• [Requirement] Gather each line of the entries below that includes "Temperature".

• [Information shown]
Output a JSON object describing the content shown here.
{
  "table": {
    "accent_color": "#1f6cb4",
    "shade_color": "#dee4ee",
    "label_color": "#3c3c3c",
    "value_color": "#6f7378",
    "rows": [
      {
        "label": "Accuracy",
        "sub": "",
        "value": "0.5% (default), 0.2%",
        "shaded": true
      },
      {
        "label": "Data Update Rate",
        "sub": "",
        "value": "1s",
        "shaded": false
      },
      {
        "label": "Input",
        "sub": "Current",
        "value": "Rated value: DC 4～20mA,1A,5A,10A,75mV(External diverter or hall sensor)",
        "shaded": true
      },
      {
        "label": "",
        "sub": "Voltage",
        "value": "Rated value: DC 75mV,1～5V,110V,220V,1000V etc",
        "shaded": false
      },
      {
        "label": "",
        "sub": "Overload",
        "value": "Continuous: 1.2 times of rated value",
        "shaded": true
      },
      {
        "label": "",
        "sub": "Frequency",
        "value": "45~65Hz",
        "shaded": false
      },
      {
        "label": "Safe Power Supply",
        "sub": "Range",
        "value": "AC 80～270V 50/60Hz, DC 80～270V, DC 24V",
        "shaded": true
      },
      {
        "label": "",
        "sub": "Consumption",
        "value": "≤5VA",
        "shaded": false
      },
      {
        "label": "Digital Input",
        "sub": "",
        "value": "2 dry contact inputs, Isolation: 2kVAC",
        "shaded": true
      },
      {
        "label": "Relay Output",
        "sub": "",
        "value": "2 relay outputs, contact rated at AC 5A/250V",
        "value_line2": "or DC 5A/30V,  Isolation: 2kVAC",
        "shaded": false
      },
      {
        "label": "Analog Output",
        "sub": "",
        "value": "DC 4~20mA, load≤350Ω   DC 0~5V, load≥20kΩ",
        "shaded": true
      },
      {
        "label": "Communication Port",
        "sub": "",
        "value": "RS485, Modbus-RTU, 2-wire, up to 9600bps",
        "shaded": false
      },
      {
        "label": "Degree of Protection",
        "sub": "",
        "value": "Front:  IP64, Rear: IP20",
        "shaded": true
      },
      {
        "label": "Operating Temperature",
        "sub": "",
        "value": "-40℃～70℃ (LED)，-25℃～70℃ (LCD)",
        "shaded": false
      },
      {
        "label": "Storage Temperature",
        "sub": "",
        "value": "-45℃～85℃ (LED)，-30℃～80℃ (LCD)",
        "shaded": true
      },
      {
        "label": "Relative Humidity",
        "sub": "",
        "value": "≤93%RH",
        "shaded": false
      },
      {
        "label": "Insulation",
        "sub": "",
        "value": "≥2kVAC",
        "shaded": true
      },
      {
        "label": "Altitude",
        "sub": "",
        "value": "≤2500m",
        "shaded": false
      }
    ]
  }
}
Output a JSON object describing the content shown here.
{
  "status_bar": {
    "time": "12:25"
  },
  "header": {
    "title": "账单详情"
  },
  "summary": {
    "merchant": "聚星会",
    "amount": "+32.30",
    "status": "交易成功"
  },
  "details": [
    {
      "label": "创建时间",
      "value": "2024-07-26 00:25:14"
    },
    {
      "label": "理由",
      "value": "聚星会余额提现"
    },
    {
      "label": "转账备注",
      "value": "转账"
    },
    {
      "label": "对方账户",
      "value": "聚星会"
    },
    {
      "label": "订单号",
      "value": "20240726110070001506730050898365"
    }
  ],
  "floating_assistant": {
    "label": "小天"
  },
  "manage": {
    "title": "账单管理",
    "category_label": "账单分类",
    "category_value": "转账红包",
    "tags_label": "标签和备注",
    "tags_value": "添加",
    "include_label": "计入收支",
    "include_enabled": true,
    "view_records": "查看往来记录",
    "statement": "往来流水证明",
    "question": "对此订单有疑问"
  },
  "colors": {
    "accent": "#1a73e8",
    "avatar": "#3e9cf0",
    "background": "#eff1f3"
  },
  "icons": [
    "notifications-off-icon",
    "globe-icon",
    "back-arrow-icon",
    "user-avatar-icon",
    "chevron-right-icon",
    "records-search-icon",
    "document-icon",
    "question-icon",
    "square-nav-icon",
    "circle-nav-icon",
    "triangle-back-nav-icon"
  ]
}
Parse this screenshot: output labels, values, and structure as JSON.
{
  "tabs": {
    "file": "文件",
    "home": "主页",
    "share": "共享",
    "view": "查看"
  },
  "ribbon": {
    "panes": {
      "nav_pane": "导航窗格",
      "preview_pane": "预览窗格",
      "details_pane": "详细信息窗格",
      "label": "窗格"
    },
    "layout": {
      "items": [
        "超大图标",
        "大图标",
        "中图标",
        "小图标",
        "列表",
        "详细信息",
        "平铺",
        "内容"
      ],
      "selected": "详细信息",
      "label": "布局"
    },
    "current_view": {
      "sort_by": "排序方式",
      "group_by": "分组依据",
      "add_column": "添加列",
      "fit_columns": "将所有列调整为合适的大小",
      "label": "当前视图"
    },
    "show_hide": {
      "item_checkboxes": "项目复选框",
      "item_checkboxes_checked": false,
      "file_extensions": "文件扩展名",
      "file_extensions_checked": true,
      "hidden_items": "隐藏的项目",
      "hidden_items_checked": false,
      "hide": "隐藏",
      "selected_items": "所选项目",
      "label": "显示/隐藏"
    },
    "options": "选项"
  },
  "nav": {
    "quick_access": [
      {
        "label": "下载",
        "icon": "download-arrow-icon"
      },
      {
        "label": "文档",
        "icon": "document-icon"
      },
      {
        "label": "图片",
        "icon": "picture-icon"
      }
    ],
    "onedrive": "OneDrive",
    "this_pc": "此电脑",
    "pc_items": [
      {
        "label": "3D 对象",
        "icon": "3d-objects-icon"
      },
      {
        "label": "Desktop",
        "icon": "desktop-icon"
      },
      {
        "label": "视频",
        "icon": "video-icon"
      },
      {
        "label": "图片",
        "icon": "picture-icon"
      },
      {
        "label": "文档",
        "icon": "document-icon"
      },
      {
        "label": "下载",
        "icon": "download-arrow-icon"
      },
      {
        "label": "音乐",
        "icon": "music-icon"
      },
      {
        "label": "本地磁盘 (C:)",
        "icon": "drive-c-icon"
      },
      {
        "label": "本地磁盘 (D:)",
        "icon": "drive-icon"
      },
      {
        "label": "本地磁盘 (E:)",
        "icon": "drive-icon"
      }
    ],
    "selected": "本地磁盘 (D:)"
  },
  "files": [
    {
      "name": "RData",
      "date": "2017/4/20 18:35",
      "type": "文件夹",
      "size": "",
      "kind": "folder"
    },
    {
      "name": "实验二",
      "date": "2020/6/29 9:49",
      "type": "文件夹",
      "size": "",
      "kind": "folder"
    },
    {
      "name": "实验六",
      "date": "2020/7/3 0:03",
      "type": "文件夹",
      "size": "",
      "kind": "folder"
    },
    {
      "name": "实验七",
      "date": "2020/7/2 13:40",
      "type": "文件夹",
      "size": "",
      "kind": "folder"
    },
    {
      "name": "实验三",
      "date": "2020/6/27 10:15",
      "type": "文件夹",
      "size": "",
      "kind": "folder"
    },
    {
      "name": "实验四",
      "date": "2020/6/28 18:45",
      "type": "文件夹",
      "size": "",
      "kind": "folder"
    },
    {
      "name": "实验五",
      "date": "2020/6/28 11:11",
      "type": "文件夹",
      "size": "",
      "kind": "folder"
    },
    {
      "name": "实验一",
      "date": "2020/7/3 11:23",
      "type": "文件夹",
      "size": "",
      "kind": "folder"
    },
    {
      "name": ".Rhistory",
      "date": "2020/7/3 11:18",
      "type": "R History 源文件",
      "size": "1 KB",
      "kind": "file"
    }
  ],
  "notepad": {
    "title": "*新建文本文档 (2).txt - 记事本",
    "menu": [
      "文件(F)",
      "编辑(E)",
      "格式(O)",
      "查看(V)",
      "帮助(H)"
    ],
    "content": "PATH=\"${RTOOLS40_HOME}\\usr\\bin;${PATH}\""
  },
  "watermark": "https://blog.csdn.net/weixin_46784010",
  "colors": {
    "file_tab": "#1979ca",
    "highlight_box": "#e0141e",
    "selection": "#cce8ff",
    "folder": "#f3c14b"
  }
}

• [Finished task]
        "label": "Operating Temperature",
        "label": "Storage Temperature",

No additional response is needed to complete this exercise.